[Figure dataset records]

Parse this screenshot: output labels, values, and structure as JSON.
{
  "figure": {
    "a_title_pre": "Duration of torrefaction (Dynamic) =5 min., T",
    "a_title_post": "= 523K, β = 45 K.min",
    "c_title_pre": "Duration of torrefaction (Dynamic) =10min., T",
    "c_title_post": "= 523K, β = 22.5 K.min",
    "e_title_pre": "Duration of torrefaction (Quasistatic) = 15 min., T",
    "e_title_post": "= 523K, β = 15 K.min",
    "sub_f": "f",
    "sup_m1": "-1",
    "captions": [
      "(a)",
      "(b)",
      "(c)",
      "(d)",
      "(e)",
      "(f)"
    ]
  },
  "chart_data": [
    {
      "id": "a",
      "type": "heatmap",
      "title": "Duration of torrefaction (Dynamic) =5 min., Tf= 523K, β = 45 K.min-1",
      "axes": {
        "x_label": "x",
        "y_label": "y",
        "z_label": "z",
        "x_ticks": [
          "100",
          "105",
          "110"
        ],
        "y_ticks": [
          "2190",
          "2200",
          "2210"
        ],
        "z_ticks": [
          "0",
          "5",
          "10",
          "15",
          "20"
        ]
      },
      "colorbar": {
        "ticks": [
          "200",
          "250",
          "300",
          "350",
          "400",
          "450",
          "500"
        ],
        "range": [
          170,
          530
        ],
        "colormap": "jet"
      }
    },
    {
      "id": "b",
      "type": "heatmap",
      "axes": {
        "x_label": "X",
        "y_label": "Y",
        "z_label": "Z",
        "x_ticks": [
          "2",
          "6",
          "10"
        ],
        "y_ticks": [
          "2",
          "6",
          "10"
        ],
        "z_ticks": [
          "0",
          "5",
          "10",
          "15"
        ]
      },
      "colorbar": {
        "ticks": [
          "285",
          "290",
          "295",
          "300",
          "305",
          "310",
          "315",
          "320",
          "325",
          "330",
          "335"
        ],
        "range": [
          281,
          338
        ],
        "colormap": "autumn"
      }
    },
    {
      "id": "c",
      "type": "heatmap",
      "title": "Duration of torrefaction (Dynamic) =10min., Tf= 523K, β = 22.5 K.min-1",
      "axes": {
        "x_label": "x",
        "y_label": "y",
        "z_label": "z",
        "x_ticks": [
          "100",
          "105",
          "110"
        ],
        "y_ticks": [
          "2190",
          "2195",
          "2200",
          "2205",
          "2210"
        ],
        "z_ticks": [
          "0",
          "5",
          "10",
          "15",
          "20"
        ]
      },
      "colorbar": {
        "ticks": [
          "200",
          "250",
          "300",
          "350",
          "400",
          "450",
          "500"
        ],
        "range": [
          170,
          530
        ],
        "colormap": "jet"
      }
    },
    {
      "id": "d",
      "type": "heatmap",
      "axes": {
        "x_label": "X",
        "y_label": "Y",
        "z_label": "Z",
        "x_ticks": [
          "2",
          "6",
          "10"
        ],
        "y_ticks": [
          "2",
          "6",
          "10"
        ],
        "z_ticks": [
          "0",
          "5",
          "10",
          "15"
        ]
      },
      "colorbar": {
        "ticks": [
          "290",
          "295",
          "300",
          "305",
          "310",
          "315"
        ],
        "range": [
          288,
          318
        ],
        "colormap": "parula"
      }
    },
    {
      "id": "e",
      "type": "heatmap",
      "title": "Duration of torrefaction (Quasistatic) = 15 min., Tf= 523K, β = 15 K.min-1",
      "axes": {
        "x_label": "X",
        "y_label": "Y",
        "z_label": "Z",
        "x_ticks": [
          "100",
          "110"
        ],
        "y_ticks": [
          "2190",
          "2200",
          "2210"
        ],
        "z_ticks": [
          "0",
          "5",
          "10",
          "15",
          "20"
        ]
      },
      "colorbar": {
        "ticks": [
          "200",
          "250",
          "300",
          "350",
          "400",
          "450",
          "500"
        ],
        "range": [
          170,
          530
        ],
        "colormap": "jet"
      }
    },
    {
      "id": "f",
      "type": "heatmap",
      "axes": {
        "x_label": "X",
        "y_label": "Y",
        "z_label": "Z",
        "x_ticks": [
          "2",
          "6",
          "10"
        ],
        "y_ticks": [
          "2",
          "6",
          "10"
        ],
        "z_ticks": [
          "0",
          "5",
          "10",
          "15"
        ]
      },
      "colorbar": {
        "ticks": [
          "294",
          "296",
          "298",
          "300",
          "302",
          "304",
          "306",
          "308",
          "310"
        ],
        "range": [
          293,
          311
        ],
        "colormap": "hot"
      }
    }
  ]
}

* Stated goal *
Each record should come back exactly as written.

* Solution for this task *
Parse this screenshot: output labels, values, and structure as JSON.
{
  "figure": {
    "a_title_pre": "Duration of torrefaction (Dynamic) =5 min., T",
    "a_title_post": "= 523K, β = 45 K.min",
    "c_title_pre": "Duration of torrefaction (Dynamic) =10min., T",
    "c_title_post": "= 523K, β = 22.5 K.min",
    "e_title_pre": "Duration of torrefaction (Quasistatic) = 15 min., T",
    "e_title_post": "= 523K, β = 15 K.min",
    "sub_f": "f",
    "sup_m1": "-1",
    "captions": [
      "(a)",
      "(b)",
      "(c)",
      "(d)",
      "(e)",
      "(f)"
    ]
  },
  "chart_data": [
    {
      "id": "a",
      "type": "heatmap",
      "title": "Duration of torrefaction (Dynamic) =5 min., Tf= 523K, β = 45 K.min-1",
      "axes": {
        "x_label": "x",
        "y_label": "y",
        "z_label": "z",
        "x_ticks": [
          "100",
          "105",
          "110"
        ],
        "y_ticks": [
          "2190",
          "2200",
          "2210"
        ],
        "z_ticks": [
          "0",
          "5",
          "10",
          "15",
          "20"
        ]
      },
      "colorbar": {
        "ticks": [
          "200",
          "250",
          "300",
          "350",
          "400",
          "450",
          "500"
        ],
        "range": [
          170,
          530
        ],
        "colormap": "jet"
      }
    },
    {
      "id": "b",
      "type": "heatmap",
      "axes": {
        "x_label": "X",
        "y_label": "Y",
        "z_label": "Z",
        "x_ticks": [
          "2",
          "6",
          "10"
        ],
        "y_ticks": [
          "2",
          "6",
          "10"
        ],
        "z_ticks": [
          "0",
          "5",
          "10",
          "15"
        ]
      },
      "colorbar": {
        "ticks": [
          "285",
          "290",
          "295",
          "300",
          "305",
          "310",
          "315",
          "320",
          "325",
          "330",
          "335"
        ],
        "range": [
          281,
          338
        ],
        "colormap": "autumn"
      }
    },
    {
      "id": "c",
      "type": "heatmap",
      "title": "Duration of torrefaction (Dynamic) =10min., Tf= 523K, β = 22.5 K.min-1",
      "axes": {
        "x_label": "x",
        "y_label": "y",
        "z_label": "z",
        "x_ticks": [
          "100",
          "105",
          "110"
        ],
        "y_ticks": [
          "2190",
          "2195",
          "2200",
          "2205",
          "2210"
        ],
        "z_ticks": [
          "0",
          "5",
          "10",
          "15",
          "20"
        ]
      },
      "colorbar": {
        "ticks": [
          "200",
          "250",
          "300",
          "350",
          "400",
          "450",
          "500"
        ],
        "range": [
          170,
          530
        ],
        "colormap": "jet"
      }
    },
    {
      "id": "d",
      "type": "heatmap",
      "axes": {
        "x_label": "X",
        "y_label": "Y",
        "z_label": "Z",
        "x_ticks": [
          "2",
          "6",
          "10"
        ],
        "y_ticks": [
          "2",
          "6",
          "10"
        ],
        "z_ticks": [
          "0",
          "5",
          "10",
          "15"
        ]
      },
      "colorbar": {
        "ticks": [
          "290",
          "295",
          "300",
          "305",
          "310",
          "315"
        ],
        "range": [
          288,
          318
        ],
        "colormap": "parula"
      }
    },
    {
      "id": "e",
      "type": "heatmap",
      "title": "Duration of torrefaction (Quasistatic) = 15 min., Tf= 523K, β = 15 K.min-1",
      "axes": {
        "x_label": "X",
        "y_label": "Y",
        "z_label": "Z",
        "x_ticks": [
          "100",
          "110"
        ],
        "y_ticks": [
          "2190",
          "2200",
          "2210"
        ],
        "z_ticks": [
          "0",
          "5",
          "10",
          "15",
          "20"
        ]
      },
      "colorbar": {
        "ticks": [
          "200",
          "250",
          "300",
          "350",
          "400",
          "450",
          "500"
        ],
        "range": [
          170,
          530
        ],
        "colormap": "jet"
      }
    },
    {
      "id": "f",
      "type": "heatmap",
      "axes": {
        "x_label": "X",
        "y_label": "Y",
        "z_label": "Z",
        "x_ticks": [
          "2",
          "6",
          "10"
        ],
        "y_ticks": [
          "2",
          "6",
          "10"
        ],
        "z_ticks": [
          "0",
          "5",
          "10",
          "15"
        ]
      },
      "colorbar": {
        "ticks": [
          "294",
          "296",
          "298",
          "300",
          "302",
          "304",
          "306",
          "308",
          "310"
        ],
        "range": [
          293,
          311
        ],
        "colormap": "hot"
      }
    }
  ]
}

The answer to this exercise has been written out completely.